# [Supplied information]
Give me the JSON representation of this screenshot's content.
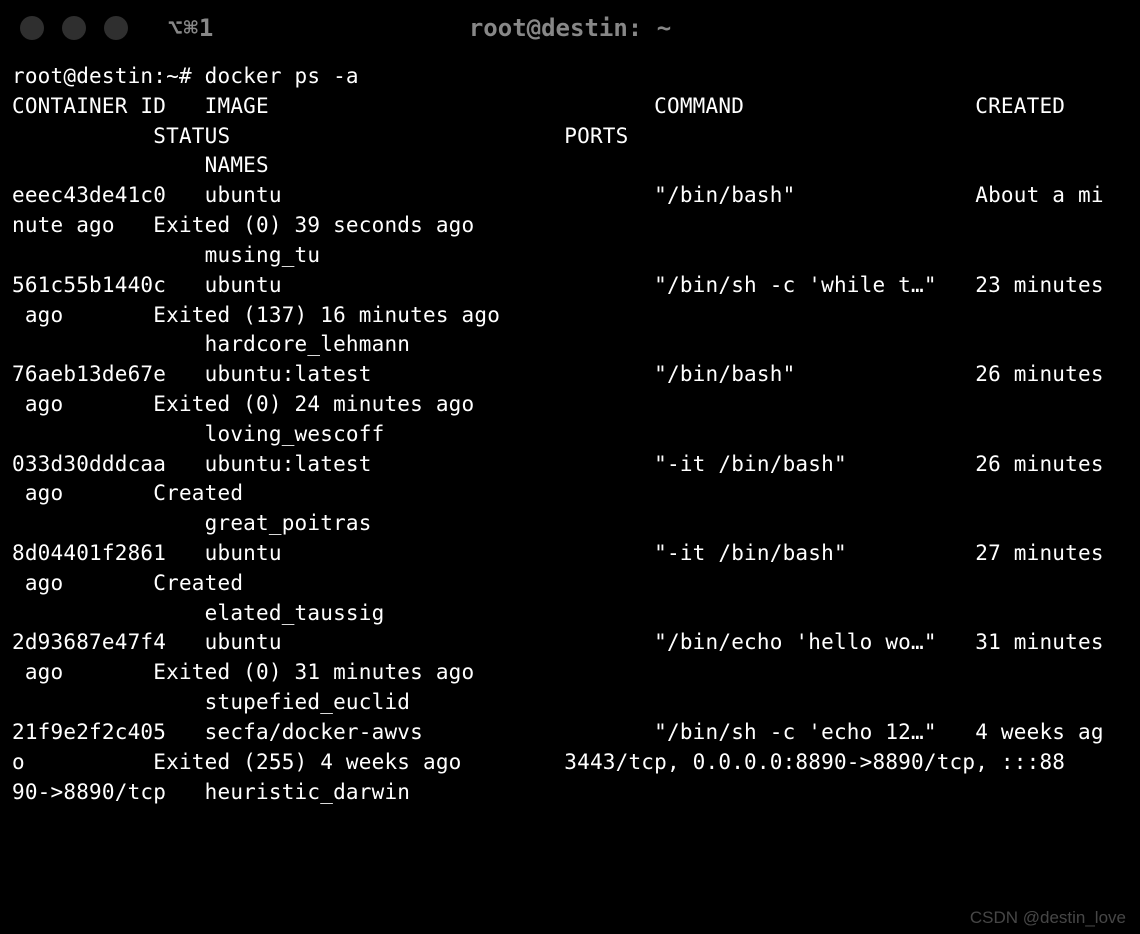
{
  "titlebar": {
    "tab_label": "⌥⌘1",
    "window_title": "root@destin: ~"
  },
  "prompt": "root@destin:~# ",
  "command": "docker ps -a",
  "header": {
    "line1": "CONTAINER ID   IMAGE                              COMMAND                  CREATED",
    "line2": "           STATUS                          PORTS",
    "line3": "               NAMES"
  },
  "rows": [
    {
      "l1": "eeec43de41c0   ubuntu                             \"/bin/bash\"              About a mi",
      "l2": "nute ago   Exited (0) 39 seconds ago",
      "l3": "               musing_tu"
    },
    {
      "l1": "561c55b1440c   ubuntu                             \"/bin/sh -c 'while t…\"   23 minutes",
      "l2": " ago       Exited (137) 16 minutes ago",
      "l3": "               hardcore_lehmann"
    },
    {
      "l1": "76aeb13de67e   ubuntu:latest                      \"/bin/bash\"              26 minutes",
      "l2": " ago       Exited (0) 24 minutes ago",
      "l3": "               loving_wescoff"
    },
    {
      "l1": "033d30dddcaa   ubuntu:latest                      \"-it /bin/bash\"          26 minutes",
      "l2": " ago       Created",
      "l3": "               great_poitras"
    },
    {
      "l1": "8d04401f2861   ubuntu                             \"-it /bin/bash\"          27 minutes",
      "l2": " ago       Created",
      "l3": "               elated_taussig"
    },
    {
      "l1": "2d93687e47f4   ubuntu                             \"/bin/echo 'hello wo…\"   31 minutes",
      "l2": " ago       Exited (0) 31 minutes ago",
      "l3": "               stupefied_euclid"
    },
    {
      "l1": "21f9e2f2c405   secfa/docker-awvs                  \"/bin/sh -c 'echo 12…\"   4 weeks ag",
      "l2": "o          Exited (255) 4 weeks ago        3443/tcp, 0.0.0.0:8890->8890/tcp, :::88",
      "l3": "90->8890/tcp   heuristic_darwin"
    }
  ],
  "watermark": "CSDN @destin_love"
}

# [Aim of the task]
Display every line of the listing that contains the string "root".

# [Reply to the task]
    "window_title": "root@destin: ~"
  "prompt": "root@destin:~# ",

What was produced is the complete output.